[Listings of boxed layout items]
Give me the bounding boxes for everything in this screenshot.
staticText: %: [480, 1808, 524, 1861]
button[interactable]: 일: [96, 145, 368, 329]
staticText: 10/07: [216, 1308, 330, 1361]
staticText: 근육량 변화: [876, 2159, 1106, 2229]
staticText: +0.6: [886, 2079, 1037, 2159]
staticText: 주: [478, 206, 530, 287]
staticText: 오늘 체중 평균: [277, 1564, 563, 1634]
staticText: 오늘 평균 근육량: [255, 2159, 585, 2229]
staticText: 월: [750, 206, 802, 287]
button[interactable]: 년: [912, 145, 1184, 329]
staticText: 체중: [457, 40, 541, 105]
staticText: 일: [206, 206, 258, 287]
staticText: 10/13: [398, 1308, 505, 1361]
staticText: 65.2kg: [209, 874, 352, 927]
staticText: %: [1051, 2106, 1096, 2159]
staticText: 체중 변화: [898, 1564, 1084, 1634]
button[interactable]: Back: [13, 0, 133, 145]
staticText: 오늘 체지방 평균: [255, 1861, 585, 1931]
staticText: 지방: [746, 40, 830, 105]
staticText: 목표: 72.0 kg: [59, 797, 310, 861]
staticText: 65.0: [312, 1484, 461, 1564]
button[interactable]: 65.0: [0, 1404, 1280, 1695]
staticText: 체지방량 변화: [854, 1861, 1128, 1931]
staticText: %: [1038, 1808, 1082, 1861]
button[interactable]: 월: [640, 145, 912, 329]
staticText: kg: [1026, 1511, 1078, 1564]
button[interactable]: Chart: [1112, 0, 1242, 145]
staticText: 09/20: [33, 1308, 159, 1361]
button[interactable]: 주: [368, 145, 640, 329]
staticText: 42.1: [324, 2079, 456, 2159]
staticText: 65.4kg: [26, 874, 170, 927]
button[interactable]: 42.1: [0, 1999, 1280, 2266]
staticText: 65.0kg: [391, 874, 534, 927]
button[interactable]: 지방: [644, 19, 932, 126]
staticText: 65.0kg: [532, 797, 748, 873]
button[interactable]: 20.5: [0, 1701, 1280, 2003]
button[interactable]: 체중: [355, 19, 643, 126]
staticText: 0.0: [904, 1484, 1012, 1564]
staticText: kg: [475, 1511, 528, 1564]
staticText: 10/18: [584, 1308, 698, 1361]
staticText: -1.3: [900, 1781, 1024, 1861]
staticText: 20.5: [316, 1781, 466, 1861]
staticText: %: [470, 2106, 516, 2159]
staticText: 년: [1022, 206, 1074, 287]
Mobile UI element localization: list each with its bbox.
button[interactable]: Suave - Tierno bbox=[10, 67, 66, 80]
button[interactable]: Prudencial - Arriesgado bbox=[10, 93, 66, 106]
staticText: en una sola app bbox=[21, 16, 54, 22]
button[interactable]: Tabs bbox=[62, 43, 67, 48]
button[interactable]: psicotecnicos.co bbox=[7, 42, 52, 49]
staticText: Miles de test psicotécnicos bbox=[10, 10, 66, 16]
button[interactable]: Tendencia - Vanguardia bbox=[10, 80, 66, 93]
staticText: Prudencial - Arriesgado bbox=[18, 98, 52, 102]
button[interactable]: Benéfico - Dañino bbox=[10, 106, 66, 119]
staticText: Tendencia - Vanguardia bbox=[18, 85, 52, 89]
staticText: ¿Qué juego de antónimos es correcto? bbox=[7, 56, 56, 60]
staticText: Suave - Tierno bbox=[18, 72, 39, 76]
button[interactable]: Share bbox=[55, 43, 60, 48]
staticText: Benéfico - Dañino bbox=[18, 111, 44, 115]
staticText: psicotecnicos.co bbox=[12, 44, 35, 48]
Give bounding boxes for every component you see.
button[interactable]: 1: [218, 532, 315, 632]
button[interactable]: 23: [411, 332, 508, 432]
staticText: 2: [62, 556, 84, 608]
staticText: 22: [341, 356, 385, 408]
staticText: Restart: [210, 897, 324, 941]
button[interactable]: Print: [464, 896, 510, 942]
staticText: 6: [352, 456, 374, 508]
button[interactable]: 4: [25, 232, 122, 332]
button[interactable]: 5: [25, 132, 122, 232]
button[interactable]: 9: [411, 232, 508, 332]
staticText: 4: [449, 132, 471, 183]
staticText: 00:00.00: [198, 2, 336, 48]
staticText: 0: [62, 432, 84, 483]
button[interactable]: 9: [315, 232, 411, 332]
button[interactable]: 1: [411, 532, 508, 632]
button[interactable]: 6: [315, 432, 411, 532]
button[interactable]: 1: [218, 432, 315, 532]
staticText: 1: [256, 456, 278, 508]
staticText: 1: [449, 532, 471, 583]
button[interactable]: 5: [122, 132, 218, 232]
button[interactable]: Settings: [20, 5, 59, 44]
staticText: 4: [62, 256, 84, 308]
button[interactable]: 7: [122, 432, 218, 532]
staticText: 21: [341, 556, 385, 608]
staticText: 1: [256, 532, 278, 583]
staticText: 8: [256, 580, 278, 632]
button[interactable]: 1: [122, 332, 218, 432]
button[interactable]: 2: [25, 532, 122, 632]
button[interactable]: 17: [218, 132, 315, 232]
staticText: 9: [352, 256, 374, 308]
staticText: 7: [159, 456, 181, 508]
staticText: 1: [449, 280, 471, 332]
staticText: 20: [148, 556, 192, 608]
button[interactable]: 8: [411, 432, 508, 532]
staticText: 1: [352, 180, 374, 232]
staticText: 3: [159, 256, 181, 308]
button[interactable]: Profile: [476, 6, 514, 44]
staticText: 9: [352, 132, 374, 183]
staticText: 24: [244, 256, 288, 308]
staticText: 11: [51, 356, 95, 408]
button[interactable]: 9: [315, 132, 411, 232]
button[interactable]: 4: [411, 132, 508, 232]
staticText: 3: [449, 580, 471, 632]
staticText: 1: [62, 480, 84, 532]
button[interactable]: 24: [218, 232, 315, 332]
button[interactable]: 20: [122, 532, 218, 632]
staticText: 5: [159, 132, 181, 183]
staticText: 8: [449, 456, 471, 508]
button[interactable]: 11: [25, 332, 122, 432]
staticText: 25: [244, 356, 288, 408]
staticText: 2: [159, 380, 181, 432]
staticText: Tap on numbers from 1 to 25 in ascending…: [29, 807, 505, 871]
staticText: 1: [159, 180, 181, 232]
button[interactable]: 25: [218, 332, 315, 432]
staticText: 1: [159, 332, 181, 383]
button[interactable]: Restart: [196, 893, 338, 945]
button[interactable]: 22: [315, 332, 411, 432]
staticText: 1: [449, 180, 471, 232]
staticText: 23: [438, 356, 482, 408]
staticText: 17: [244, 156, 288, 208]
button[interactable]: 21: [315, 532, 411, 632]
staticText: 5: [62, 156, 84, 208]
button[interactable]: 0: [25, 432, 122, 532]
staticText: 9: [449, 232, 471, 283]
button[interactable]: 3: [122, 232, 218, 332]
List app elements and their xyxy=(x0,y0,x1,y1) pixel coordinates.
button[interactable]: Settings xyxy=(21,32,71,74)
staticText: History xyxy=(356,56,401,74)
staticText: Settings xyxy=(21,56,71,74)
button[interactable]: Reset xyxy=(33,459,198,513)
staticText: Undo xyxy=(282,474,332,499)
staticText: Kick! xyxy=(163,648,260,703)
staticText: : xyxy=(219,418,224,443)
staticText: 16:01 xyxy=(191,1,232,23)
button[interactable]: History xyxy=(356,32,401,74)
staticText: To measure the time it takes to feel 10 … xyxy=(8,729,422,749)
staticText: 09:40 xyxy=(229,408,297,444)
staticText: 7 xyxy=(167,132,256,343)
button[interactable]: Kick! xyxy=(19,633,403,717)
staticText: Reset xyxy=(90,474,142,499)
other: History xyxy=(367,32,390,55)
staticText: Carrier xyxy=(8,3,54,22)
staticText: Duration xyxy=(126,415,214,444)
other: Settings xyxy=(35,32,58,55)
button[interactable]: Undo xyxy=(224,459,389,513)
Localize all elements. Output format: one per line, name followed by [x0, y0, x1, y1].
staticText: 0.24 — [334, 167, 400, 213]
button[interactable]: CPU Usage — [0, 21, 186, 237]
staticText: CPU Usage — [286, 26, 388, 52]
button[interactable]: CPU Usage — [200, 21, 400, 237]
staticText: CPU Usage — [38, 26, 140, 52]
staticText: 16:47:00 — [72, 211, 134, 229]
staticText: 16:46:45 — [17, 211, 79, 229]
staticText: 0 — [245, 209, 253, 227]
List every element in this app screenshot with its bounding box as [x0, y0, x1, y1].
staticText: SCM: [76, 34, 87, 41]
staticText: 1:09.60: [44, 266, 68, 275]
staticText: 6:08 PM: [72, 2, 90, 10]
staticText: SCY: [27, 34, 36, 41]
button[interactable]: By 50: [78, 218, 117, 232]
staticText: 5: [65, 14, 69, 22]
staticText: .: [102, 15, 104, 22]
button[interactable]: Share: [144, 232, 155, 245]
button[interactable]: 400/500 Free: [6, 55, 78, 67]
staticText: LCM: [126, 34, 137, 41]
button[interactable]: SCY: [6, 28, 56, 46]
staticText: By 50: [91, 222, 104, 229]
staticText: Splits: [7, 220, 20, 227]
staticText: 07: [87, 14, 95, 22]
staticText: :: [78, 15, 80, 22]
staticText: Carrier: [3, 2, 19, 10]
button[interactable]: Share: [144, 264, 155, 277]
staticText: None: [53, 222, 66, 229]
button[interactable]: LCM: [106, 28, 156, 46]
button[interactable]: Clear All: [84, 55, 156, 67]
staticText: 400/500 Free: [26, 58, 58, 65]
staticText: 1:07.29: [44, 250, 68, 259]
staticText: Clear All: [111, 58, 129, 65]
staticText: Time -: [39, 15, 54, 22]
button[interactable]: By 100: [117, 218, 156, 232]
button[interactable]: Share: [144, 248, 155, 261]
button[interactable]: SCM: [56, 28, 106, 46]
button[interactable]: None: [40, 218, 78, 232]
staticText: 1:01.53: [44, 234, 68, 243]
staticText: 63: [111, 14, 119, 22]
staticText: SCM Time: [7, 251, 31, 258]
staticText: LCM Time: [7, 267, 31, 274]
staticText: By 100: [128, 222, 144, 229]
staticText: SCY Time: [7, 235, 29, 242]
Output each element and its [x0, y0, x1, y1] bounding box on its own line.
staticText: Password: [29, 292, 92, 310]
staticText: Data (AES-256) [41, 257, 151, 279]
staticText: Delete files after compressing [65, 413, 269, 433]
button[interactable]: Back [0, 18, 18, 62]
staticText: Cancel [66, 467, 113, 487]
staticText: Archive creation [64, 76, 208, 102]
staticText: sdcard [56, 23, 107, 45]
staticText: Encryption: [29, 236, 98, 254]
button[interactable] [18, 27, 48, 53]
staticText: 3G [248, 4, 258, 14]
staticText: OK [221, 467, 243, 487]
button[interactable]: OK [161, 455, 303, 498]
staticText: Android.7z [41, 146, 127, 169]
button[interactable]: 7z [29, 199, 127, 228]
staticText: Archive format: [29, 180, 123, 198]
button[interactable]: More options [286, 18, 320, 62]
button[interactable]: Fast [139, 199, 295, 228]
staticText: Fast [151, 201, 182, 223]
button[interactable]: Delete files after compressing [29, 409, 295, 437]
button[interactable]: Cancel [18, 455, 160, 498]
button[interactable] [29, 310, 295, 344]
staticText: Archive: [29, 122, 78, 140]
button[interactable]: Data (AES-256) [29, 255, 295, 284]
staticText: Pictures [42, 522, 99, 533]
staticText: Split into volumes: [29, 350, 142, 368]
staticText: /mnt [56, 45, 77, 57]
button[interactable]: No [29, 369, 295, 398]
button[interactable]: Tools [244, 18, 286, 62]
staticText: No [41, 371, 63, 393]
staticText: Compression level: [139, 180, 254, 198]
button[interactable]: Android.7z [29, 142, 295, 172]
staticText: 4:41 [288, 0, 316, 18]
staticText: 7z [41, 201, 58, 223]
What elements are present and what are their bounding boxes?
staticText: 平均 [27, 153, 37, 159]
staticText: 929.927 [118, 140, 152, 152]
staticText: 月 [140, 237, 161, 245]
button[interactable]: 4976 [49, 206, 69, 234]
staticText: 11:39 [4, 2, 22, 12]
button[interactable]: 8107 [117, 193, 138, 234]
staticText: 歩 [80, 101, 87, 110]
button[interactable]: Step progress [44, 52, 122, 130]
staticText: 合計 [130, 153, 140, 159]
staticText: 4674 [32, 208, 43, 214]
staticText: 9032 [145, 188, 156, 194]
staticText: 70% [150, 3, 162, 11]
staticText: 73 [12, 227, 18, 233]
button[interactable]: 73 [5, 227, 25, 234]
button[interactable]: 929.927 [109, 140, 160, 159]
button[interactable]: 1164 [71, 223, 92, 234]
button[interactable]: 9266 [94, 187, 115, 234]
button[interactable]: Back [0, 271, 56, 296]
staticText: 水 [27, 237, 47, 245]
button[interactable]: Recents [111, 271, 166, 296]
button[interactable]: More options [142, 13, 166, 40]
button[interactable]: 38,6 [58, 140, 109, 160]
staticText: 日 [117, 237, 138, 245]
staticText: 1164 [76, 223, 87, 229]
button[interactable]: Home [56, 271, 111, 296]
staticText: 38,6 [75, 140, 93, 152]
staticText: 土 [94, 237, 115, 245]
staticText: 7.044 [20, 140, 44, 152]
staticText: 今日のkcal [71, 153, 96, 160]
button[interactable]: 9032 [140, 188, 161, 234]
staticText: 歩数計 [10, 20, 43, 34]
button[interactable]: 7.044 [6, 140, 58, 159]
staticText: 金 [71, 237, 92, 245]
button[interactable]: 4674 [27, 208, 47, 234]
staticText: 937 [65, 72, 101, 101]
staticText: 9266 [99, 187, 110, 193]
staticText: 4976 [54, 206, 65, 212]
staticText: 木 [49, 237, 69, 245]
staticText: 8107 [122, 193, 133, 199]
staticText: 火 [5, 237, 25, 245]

- [The problem]: Report every row above that contains the string "line", copying each of those rows in full. Treat the match as case-sensitive.

- [Solved problem]:
Localize all elements. Output format: one per line, name followed by [x0, y0, x1, y1].
Output each element and its [x0, y0, x1, y1] bounding box on its own line.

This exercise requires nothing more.